> Available records
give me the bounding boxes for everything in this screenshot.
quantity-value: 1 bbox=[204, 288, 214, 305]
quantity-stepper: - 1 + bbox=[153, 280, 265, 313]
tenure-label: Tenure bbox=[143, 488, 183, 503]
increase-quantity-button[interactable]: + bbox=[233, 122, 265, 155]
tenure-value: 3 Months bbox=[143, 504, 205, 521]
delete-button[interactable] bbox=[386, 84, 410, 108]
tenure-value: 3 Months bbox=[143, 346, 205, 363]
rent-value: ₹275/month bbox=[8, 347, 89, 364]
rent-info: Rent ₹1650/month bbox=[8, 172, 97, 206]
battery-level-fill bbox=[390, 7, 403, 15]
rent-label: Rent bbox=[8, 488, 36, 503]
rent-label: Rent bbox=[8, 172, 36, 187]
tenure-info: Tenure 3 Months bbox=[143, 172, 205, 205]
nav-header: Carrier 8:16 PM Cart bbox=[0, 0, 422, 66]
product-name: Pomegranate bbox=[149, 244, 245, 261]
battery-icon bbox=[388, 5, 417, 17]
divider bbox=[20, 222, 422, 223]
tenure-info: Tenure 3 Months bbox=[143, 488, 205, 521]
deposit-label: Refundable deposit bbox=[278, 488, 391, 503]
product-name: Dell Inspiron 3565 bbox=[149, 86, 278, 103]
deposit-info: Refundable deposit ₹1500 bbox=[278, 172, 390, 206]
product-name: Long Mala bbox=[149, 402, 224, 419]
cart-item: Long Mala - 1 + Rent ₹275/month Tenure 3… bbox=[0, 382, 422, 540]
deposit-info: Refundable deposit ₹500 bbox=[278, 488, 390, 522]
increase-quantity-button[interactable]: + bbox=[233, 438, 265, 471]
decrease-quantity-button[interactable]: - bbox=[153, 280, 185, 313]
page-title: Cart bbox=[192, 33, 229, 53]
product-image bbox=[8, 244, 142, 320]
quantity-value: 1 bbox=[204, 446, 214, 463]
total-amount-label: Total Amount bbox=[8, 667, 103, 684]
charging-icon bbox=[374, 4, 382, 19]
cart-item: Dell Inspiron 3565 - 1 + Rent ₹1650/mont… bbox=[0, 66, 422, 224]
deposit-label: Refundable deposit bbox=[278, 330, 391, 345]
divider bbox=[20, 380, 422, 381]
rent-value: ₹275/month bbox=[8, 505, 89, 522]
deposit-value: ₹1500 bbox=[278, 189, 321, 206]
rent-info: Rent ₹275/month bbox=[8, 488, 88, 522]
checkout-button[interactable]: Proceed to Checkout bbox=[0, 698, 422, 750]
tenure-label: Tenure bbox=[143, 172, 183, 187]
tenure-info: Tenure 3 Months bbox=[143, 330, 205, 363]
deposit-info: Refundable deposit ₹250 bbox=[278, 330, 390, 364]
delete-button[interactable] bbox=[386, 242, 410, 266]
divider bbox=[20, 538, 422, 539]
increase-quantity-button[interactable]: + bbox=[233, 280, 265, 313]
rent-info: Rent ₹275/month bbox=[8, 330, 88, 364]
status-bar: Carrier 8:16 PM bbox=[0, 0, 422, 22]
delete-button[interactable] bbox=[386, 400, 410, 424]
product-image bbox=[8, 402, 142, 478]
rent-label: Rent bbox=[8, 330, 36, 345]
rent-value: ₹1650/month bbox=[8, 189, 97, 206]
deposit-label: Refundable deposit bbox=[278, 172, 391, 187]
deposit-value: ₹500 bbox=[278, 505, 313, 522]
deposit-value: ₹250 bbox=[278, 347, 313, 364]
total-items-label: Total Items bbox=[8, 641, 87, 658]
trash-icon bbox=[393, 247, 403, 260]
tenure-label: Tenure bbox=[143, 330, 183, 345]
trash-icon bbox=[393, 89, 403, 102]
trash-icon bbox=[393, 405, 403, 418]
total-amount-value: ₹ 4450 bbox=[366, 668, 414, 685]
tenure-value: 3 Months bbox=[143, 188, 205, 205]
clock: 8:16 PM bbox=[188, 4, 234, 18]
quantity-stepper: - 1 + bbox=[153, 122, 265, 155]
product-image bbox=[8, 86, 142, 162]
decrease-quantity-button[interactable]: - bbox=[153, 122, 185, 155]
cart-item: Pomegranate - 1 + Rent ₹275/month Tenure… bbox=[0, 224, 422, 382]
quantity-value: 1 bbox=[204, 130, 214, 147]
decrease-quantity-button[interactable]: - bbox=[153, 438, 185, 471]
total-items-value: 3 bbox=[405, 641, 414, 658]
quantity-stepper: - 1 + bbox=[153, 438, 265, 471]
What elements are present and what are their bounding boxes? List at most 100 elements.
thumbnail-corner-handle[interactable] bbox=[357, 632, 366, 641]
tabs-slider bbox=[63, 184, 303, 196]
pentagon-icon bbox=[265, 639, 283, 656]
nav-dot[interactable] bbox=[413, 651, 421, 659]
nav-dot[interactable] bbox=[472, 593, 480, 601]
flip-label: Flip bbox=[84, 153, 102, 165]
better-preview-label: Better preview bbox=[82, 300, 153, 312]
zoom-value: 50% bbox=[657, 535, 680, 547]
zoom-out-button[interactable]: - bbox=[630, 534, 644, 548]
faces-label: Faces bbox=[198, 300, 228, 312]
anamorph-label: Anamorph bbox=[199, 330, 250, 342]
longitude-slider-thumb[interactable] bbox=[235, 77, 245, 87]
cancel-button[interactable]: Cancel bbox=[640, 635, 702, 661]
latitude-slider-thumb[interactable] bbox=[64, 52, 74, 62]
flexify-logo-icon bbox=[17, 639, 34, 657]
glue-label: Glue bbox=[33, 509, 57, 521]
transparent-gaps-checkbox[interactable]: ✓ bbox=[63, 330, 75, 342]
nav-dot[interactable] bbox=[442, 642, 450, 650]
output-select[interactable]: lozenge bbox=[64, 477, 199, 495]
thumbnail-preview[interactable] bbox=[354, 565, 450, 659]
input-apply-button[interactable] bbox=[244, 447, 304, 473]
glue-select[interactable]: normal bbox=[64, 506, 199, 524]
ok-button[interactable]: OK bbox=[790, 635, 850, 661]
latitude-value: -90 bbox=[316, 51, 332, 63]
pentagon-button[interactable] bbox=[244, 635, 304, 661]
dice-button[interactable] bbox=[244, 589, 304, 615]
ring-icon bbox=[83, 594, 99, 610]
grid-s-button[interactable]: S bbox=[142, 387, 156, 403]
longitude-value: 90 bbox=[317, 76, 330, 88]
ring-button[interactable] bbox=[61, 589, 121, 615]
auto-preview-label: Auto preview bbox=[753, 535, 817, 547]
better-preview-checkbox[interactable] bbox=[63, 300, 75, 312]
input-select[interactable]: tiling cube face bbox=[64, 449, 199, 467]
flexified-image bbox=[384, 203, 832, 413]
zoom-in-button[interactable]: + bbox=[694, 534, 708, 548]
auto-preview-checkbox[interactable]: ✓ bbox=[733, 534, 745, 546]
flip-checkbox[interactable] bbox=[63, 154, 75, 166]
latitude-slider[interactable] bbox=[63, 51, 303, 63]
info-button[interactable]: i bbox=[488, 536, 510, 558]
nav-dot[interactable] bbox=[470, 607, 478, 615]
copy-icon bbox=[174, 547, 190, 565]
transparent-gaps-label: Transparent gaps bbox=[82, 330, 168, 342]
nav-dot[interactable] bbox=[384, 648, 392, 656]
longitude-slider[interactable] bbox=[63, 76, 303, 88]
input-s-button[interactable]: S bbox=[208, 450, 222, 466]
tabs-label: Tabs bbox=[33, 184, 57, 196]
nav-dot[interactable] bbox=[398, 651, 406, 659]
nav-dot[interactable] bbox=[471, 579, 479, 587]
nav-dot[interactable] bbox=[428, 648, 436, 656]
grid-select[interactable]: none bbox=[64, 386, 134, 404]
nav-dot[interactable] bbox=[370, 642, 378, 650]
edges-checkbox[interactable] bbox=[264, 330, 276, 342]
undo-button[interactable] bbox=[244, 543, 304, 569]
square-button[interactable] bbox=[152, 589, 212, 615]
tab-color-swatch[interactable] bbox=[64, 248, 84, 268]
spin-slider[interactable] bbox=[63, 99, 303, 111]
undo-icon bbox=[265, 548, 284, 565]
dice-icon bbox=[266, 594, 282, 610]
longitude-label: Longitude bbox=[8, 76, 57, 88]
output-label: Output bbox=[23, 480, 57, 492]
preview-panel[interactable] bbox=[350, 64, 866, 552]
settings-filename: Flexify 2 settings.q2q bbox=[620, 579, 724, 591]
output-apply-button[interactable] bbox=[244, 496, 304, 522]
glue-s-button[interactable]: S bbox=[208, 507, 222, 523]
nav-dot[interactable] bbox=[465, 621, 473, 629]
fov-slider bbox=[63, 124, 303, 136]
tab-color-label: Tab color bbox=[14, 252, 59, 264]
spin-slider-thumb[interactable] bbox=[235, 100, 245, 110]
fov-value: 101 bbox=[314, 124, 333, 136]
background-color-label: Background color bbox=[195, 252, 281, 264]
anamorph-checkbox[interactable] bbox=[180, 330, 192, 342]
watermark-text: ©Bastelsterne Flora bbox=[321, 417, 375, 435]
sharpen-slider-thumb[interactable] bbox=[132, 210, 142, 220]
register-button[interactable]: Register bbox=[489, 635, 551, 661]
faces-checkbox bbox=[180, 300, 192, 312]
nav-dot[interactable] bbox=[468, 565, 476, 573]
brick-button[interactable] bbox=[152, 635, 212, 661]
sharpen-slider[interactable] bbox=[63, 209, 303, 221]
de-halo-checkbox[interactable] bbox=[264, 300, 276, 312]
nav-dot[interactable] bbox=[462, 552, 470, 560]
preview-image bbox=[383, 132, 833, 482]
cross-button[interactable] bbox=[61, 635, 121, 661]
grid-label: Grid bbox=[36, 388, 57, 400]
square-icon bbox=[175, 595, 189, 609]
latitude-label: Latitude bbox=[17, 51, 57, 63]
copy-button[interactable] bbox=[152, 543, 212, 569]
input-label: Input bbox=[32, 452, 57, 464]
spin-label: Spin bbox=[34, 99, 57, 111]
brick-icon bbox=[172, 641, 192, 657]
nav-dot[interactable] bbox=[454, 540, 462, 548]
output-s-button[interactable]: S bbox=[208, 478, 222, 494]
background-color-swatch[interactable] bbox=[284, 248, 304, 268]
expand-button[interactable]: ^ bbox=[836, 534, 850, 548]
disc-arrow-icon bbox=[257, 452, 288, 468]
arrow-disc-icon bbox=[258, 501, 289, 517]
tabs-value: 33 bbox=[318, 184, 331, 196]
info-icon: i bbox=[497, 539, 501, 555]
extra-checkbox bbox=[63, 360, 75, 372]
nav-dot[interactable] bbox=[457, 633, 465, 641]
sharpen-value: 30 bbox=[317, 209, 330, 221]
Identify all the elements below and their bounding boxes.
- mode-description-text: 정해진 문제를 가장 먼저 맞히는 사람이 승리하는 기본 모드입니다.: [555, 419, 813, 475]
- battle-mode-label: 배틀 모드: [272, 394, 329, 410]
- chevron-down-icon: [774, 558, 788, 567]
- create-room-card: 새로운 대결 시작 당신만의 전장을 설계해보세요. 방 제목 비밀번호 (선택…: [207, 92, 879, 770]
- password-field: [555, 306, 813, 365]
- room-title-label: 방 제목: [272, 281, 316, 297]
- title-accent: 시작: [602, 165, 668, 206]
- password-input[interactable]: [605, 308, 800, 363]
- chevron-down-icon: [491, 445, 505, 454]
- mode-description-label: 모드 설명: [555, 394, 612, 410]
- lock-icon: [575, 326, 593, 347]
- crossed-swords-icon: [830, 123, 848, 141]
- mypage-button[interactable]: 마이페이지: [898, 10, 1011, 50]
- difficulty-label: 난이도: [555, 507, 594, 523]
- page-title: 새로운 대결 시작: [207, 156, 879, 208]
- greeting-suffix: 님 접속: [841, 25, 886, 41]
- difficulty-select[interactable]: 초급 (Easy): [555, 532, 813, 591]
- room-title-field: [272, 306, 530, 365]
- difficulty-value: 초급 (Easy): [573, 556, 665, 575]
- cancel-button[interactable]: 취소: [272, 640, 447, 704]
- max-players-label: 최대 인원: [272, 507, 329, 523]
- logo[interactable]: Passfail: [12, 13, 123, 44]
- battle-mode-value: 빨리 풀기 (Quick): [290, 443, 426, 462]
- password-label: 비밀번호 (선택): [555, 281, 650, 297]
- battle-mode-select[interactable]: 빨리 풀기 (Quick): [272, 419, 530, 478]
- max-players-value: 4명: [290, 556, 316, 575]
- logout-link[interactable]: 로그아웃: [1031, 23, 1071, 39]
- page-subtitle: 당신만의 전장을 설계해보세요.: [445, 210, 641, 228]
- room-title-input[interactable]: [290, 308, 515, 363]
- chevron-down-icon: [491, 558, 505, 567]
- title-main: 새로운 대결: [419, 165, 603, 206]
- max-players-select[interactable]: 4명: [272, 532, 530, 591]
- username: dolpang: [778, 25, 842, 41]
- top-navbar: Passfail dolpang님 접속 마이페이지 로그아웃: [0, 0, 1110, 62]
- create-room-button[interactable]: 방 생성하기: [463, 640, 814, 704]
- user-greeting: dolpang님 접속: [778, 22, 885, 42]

> Task to carry out
Can you reproduce the data above word for word, starting with its first line and going on through the line with "product-name: Long Mala", both included?

> Solved problem
give me the bounding boxes for everything in this screenshot.
quantity-value: 1 bbox=[204, 288, 214, 305]
quantity-stepper: - 1 + bbox=[153, 280, 265, 313]
tenure-label: Tenure bbox=[143, 488, 183, 503]
increase-quantity-button[interactable]: + bbox=[233, 122, 265, 155]
tenure-value: 3 Months bbox=[143, 504, 205, 521]
delete-button[interactable] bbox=[386, 84, 410, 108]
tenure-value: 3 Months bbox=[143, 346, 205, 363]
rent-value: ₹275/month bbox=[8, 347, 89, 364]
rent-info: Rent ₹1650/month bbox=[8, 172, 97, 206]
battery-level-fill bbox=[390, 7, 403, 15]
rent-label: Rent bbox=[8, 488, 36, 503]
rent-label: Rent bbox=[8, 172, 36, 187]
tenure-info: Tenure 3 Months bbox=[143, 172, 205, 205]
nav-header: Carrier 8:16 PM Cart bbox=[0, 0, 422, 66]
product-name: Pomegranate bbox=[149, 244, 245, 261]
battery-icon bbox=[388, 5, 417, 17]
divider bbox=[20, 222, 422, 223]
tenure-info: Tenure 3 Months bbox=[143, 488, 205, 521]
deposit-label: Refundable deposit bbox=[278, 488, 391, 503]
product-name: Dell Inspiron 3565 bbox=[149, 86, 278, 103]
deposit-info: Refundable deposit ₹1500 bbox=[278, 172, 390, 206]
product-name: Long Mala bbox=[149, 402, 224, 419]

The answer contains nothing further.